***** Data rows

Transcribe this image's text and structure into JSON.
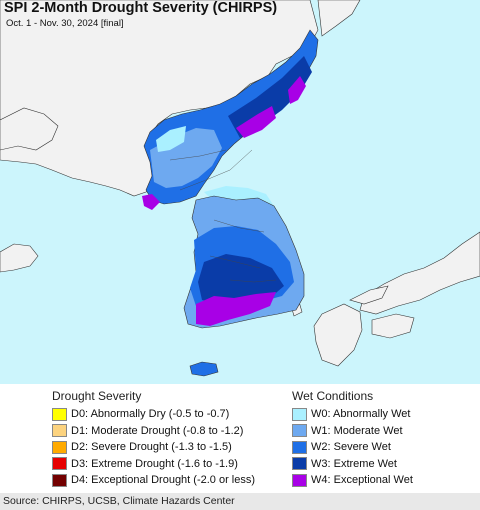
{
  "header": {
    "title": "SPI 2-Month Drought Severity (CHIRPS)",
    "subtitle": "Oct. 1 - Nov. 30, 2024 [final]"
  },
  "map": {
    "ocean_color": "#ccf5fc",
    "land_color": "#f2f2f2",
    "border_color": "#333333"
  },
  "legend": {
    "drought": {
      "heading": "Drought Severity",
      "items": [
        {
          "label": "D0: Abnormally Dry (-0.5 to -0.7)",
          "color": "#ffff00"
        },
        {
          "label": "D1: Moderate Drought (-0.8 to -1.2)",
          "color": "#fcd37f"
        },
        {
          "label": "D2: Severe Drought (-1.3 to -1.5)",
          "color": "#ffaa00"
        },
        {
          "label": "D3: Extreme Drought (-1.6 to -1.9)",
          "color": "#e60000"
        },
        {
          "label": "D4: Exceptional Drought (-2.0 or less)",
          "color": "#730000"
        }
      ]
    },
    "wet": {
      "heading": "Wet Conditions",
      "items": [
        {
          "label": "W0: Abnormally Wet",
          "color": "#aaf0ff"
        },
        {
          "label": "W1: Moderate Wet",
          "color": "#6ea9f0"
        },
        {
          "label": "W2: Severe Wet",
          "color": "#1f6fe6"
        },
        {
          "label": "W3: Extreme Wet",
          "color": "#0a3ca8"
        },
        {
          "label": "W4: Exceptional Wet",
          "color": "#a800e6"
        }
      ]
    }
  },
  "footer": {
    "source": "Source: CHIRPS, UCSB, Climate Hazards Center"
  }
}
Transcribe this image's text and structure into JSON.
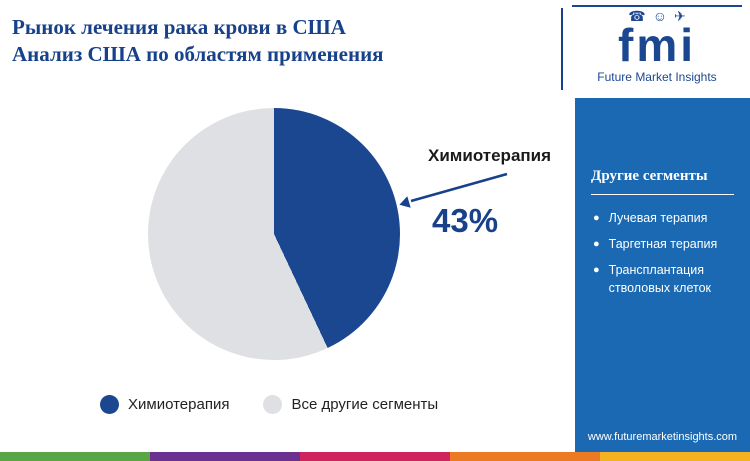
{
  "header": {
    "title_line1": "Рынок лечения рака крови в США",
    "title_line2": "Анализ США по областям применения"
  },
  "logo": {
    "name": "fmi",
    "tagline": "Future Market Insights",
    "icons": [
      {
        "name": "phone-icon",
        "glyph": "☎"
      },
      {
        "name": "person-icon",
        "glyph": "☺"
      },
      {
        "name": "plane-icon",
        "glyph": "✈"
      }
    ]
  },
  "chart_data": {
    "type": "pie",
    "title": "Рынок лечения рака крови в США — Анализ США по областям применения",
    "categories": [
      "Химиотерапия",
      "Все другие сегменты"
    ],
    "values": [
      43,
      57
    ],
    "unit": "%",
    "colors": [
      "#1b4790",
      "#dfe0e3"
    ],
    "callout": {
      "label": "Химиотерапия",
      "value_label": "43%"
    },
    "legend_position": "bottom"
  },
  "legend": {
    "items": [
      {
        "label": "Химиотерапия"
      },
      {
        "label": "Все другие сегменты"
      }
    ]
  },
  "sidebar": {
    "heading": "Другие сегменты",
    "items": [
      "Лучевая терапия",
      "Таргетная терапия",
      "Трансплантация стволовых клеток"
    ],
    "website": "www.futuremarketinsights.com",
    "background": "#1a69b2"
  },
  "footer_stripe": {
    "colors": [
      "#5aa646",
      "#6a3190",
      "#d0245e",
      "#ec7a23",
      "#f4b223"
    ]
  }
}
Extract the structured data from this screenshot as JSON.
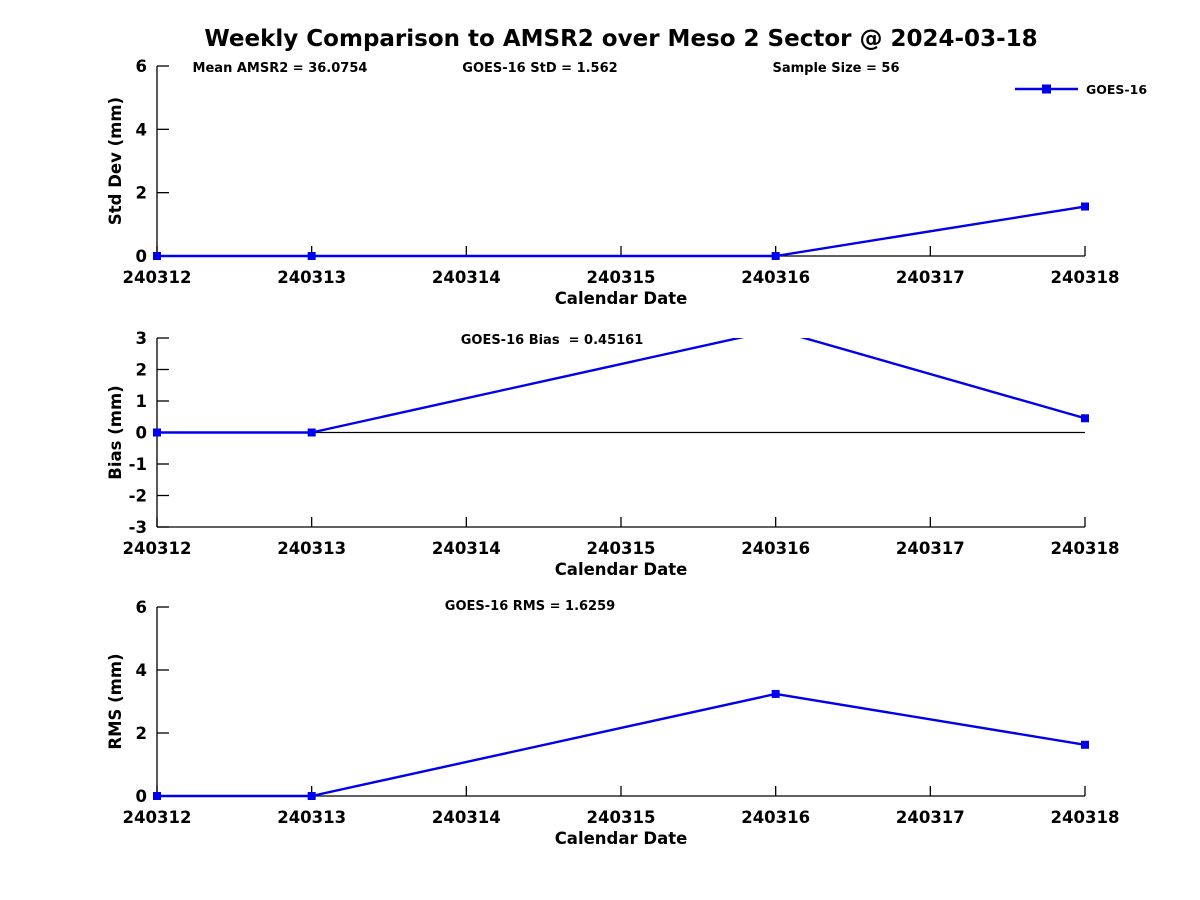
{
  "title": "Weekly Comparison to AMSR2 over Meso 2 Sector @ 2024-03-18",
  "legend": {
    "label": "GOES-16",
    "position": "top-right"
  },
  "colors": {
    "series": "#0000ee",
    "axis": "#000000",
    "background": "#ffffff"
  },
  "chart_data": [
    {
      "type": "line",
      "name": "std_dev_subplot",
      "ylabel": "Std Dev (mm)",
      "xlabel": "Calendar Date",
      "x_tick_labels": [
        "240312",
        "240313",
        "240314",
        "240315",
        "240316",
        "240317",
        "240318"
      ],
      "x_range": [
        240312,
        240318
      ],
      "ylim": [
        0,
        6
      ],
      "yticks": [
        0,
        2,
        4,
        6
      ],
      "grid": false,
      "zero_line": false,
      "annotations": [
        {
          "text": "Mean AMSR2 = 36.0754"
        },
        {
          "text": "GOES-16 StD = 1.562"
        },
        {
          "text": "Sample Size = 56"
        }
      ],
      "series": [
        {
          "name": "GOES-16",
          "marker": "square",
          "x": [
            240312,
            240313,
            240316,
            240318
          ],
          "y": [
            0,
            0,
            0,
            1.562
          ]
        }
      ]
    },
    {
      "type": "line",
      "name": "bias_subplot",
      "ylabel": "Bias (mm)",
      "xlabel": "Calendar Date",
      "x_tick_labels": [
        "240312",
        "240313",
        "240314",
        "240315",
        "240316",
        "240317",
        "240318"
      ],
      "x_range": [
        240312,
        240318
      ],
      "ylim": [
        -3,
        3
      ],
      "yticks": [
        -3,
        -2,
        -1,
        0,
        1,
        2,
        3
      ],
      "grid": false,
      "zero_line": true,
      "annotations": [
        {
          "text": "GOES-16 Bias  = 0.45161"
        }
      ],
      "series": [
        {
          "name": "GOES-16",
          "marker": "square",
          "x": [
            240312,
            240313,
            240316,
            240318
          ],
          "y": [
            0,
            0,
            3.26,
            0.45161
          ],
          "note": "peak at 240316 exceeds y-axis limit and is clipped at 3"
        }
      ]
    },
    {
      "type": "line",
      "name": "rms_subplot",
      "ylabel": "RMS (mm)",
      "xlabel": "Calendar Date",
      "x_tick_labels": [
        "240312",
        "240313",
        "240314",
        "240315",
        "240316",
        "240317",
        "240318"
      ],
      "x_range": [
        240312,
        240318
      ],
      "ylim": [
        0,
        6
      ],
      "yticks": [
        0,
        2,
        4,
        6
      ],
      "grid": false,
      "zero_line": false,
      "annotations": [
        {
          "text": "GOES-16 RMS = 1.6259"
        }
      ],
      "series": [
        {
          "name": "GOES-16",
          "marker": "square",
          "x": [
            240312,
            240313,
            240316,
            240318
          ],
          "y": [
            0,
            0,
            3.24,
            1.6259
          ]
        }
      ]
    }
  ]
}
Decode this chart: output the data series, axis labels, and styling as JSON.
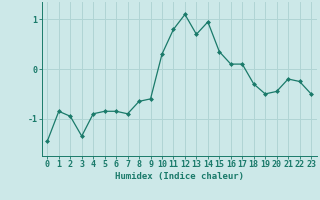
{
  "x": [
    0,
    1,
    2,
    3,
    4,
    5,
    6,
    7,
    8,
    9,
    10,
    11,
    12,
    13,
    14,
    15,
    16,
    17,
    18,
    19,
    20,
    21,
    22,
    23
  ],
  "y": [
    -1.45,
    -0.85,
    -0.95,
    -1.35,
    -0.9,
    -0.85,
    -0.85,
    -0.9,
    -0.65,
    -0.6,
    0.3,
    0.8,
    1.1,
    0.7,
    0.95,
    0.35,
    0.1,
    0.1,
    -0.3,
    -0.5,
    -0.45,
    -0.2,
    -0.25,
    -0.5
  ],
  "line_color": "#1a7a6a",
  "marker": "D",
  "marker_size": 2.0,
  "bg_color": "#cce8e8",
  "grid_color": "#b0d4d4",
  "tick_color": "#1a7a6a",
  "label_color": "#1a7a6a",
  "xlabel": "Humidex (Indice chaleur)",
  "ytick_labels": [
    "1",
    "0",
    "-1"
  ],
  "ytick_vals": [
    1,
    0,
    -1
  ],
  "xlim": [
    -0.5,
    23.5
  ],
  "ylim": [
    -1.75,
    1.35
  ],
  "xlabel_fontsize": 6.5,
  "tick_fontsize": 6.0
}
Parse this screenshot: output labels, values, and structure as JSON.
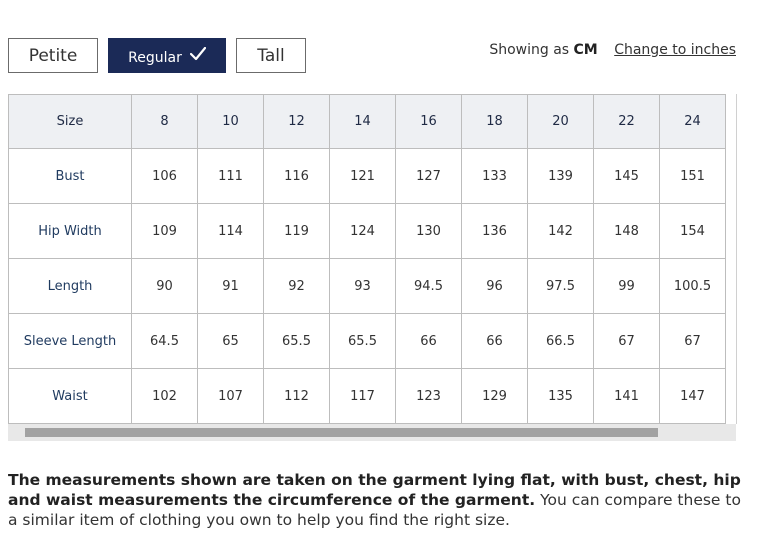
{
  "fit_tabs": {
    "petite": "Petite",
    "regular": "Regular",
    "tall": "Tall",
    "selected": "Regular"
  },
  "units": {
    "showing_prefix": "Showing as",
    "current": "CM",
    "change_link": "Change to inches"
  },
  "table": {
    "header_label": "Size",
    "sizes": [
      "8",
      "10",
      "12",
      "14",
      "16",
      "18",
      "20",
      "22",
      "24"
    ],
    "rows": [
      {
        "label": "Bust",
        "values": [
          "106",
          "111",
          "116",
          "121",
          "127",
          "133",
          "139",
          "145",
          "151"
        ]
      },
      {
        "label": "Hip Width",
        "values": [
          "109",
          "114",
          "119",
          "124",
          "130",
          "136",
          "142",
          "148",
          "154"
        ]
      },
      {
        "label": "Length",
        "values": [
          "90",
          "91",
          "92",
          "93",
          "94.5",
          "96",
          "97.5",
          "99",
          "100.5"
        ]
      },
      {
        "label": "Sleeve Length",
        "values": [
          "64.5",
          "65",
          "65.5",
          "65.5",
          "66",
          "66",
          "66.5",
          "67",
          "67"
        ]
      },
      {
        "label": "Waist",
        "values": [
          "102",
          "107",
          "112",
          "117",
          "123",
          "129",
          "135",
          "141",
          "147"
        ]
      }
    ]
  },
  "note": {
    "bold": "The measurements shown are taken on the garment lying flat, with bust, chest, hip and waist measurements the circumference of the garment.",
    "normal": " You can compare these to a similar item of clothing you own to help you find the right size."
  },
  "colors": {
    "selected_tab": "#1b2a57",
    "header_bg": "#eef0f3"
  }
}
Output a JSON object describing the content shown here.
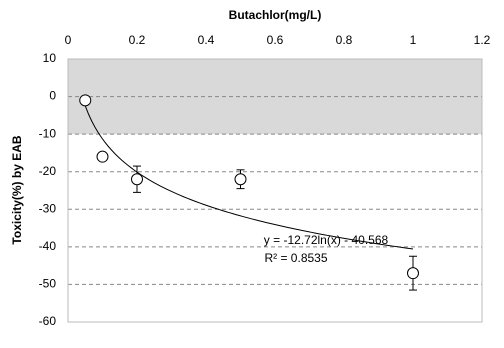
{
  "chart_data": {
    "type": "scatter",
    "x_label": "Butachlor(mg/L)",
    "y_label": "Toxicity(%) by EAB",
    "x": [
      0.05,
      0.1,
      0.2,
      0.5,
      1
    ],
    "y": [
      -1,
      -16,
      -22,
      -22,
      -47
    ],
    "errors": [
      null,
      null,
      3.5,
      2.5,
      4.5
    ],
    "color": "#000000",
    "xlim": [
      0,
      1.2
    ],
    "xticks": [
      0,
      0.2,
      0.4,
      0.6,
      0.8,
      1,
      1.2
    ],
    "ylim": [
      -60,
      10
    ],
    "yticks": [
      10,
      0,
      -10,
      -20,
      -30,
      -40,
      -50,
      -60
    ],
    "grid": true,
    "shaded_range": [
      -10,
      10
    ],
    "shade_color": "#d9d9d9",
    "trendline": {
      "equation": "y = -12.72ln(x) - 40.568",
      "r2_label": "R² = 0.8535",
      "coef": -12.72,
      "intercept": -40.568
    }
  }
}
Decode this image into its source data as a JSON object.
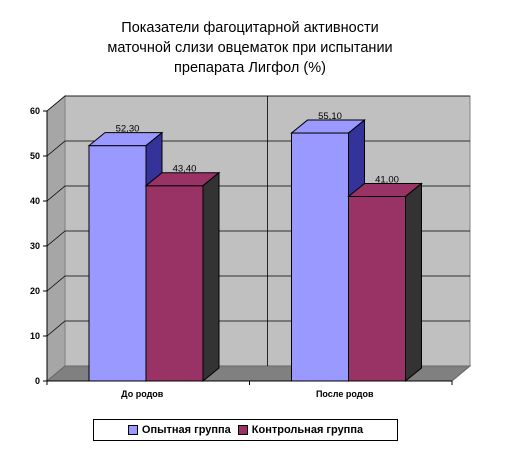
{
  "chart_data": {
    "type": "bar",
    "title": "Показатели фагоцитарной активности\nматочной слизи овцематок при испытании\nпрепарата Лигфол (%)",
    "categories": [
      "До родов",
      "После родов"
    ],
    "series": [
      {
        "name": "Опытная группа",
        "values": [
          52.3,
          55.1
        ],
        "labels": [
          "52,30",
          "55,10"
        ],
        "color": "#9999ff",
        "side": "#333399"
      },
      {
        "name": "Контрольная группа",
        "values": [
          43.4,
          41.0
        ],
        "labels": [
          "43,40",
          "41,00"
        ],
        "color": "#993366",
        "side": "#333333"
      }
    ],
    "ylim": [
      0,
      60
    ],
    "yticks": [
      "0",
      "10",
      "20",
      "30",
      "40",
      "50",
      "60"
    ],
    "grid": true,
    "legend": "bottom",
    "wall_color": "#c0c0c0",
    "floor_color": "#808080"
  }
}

**********

What you have to do: Scan the material above. Copy each line where "рака" occurs.

Reply to the exercise:
    "title_line1": "Рынок лечения рака крови в США",
    "title": "Рынок лечения рака крови в США — Анализ США по областям применения",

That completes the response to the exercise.